» **Exercise**:
Reproduce the whole listing, character for character.

========================================

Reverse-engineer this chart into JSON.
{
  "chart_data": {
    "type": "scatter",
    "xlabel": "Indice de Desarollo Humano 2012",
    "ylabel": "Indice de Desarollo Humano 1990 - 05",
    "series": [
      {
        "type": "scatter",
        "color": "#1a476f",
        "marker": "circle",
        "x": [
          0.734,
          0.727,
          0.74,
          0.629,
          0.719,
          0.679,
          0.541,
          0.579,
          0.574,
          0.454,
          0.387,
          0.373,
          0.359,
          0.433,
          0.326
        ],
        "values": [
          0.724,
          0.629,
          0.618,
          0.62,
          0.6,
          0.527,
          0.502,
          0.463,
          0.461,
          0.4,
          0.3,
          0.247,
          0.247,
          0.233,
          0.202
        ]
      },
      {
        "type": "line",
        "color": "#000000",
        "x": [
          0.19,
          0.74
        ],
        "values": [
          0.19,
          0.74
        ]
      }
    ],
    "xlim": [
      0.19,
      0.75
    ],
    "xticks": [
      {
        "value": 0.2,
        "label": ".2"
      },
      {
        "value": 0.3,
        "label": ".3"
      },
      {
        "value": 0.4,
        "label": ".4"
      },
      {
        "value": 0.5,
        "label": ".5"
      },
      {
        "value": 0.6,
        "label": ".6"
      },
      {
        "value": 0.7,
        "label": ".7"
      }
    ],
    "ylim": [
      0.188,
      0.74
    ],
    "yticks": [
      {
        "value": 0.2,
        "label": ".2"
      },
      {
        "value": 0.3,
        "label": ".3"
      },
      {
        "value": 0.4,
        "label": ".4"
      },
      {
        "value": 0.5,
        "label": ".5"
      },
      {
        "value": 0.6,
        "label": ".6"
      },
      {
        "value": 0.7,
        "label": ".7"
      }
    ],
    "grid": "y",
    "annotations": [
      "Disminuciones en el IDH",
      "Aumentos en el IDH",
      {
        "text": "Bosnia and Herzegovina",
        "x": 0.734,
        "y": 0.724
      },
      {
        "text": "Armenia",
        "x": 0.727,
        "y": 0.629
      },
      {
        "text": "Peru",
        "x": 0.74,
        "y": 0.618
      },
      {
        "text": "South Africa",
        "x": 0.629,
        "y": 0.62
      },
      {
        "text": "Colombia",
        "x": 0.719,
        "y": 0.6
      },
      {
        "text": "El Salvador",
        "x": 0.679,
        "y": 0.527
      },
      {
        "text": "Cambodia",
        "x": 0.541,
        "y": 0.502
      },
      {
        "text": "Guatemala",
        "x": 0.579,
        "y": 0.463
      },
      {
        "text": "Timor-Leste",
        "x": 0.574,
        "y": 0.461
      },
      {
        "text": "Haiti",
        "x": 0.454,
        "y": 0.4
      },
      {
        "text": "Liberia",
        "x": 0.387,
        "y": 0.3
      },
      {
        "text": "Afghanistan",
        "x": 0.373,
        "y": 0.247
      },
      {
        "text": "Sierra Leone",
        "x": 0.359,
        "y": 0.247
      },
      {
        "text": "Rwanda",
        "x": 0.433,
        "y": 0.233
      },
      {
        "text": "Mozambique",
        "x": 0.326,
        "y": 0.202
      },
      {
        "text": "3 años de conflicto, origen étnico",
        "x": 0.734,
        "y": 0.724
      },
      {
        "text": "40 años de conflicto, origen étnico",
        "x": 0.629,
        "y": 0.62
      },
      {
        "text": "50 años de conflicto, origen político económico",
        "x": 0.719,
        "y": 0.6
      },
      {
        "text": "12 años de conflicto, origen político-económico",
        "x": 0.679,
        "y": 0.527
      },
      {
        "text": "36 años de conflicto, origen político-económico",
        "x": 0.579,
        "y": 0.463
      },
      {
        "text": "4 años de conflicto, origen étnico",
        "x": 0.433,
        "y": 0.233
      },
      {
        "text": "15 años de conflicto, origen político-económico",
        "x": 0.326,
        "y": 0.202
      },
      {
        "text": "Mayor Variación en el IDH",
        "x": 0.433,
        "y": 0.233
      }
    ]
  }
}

========================================

» **Response for this exercise**:
Reverse-engineer this chart into JSON.
{
  "chart_data": {
    "type": "scatter",
    "xlabel": "Indice de Desarollo Humano 2012",
    "ylabel": "Indice de Desarollo Humano 1990 - 05",
    "series": [
      {
        "type": "scatter",
        "color": "#1a476f",
        "marker": "circle",
        "x": [
          0.734,
          0.727,
          0.74,
          0.629,
          0.719,
          0.679,
          0.541,
          0.579,
          0.574,
          0.454,
          0.387,
          0.373,
          0.359,
          0.433,
          0.326
        ],
        "values": [
          0.724,
          0.629,
          0.618,
          0.62,
          0.6,
          0.527,
          0.502,
          0.463,
          0.461,
          0.4,
          0.3,
          0.247,
          0.247,
          0.233,
          0.202
        ]
      },
      {
        "type": "line",
        "color": "#000000",
        "x": [
          0.19,
          0.74
        ],
        "values": [
          0.19,
          0.74
        ]
      }
    ],
    "xlim": [
      0.19,
      0.75
    ],
    "xticks": [
      {
        "value": 0.2,
        "label": ".2"
      },
      {
        "value": 0.3,
        "label": ".3"
      },
      {
        "value": 0.4,
        "label": ".4"
      },
      {
        "value": 0.5,
        "label": ".5"
      },
      {
        "value": 0.6,
        "label": ".6"
      },
      {
        "value": 0.7,
        "label": ".7"
      }
    ],
    "ylim": [
      0.188,
      0.74
    ],
    "yticks": [
      {
        "value": 0.2,
        "label": ".2"
      },
      {
        "value": 0.3,
        "label": ".3"
      },
      {
        "value": 0.4,
        "label": ".4"
      },
      {
        "value": 0.5,
        "label": ".5"
      },
      {
        "value": 0.6,
        "label": ".6"
      },
      {
        "value": 0.7,
        "label": ".7"
      }
    ],
    "grid": "y",
    "annotations": [
      "Disminuciones en el IDH",
      "Aumentos en el IDH",
      {
        "text": "Bosnia and Herzegovina",
        "x": 0.734,
        "y": 0.724
      },
      {
        "text": "Armenia",
        "x": 0.727,
        "y": 0.629
      },
      {
        "text": "Peru",
        "x": 0.74,
        "y": 0.618
      },
      {
        "text": "South Africa",
        "x": 0.629,
        "y": 0.62
      },
      {
        "text": "Colombia",
        "x": 0.719,
        "y": 0.6
      },
      {
        "text": "El Salvador",
        "x": 0.679,
        "y": 0.527
      },
      {
        "text": "Cambodia",
        "x": 0.541,
        "y": 0.502
      },
      {
        "text": "Guatemala",
        "x": 0.579,
        "y": 0.463
      },
      {
        "text": "Timor-Leste",
        "x": 0.574,
        "y": 0.461
      },
      {
        "text": "Haiti",
        "x": 0.454,
        "y": 0.4
      },
      {
        "text": "Liberia",
        "x": 0.387,
        "y": 0.3
      },
      {
        "text": "Afghanistan",
        "x": 0.373,
        "y": 0.247
      },
      {
        "text": "Sierra Leone",
        "x": 0.359,
        "y": 0.247
      },
      {
        "text": "Rwanda",
        "x": 0.433,
        "y": 0.233
      },
      {
        "text": "Mozambique",
        "x": 0.326,
        "y": 0.202
      },
      {
        "text": "3 años de conflicto, origen étnico",
        "x": 0.734,
        "y": 0.724
      },
      {
        "text": "40 años de conflicto, origen étnico",
        "x": 0.629,
        "y": 0.62
      },
      {
        "text": "50 años de conflicto, origen político económico",
        "x": 0.719,
        "y": 0.6
      },
      {
        "text": "12 años de conflicto, origen político-económico",
        "x": 0.679,
        "y": 0.527
      },
      {
        "text": "36 años de conflicto, origen político-económico",
        "x": 0.579,
        "y": 0.463
      },
      {
        "text": "4 años de conflicto, origen étnico",
        "x": 0.433,
        "y": 0.233
      },
      {
        "text": "15 años de conflicto, origen político-económico",
        "x": 0.326,
        "y": 0.202
      },
      {
        "text": "Mayor Variación en el IDH",
        "x": 0.433,
        "y": 0.233
      }
    ]
  }
}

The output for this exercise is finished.